_Problem requirements_. Answer with one number only: the number of lines that contain "logged".

_Information shown_.
* start *

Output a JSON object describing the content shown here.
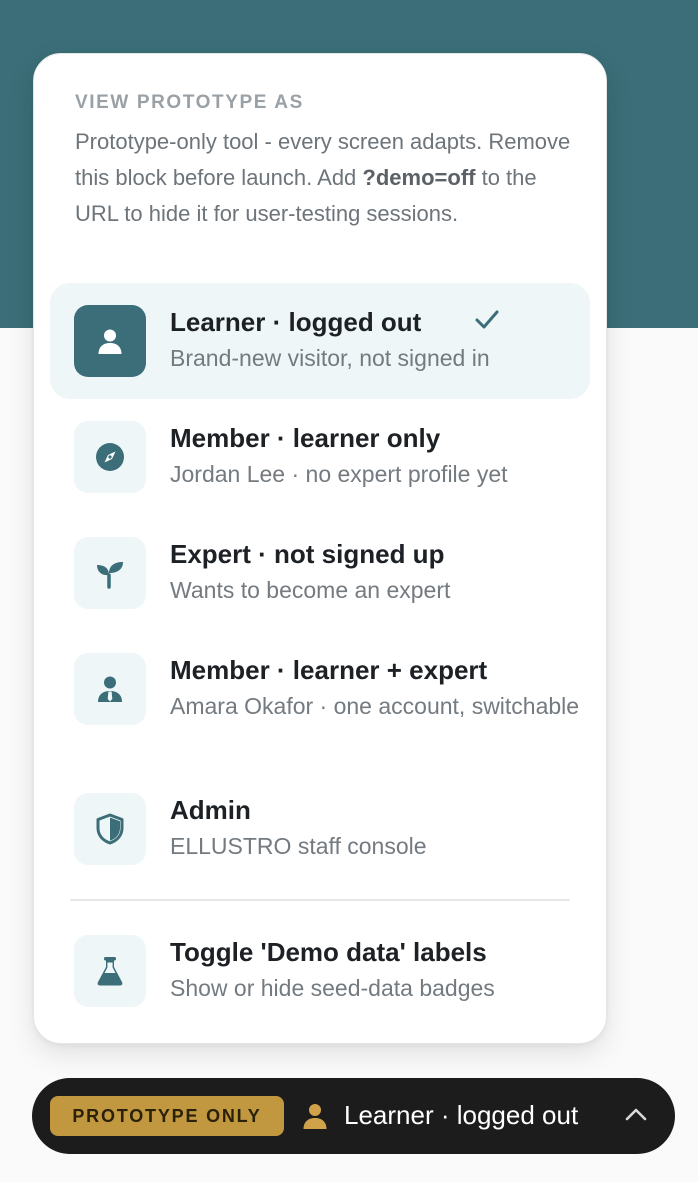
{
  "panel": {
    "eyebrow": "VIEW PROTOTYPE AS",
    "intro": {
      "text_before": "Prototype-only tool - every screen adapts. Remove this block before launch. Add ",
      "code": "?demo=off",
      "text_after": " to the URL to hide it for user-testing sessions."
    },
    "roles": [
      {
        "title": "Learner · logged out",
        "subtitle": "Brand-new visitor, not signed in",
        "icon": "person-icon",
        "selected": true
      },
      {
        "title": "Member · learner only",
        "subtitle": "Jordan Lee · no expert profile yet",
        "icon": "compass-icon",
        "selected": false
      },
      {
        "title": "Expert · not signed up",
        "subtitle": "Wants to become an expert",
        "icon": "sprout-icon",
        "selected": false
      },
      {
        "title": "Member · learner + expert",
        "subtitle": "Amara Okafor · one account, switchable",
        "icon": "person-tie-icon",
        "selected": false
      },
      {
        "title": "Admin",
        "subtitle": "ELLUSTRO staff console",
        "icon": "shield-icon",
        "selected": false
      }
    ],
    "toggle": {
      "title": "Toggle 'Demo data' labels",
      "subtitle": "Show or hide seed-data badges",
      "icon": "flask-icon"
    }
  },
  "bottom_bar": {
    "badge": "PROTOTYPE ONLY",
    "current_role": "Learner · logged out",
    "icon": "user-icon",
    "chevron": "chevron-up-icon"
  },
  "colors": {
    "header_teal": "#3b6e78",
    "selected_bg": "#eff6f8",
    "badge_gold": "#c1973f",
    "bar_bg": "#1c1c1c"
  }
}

* end *

_Correct result_. 2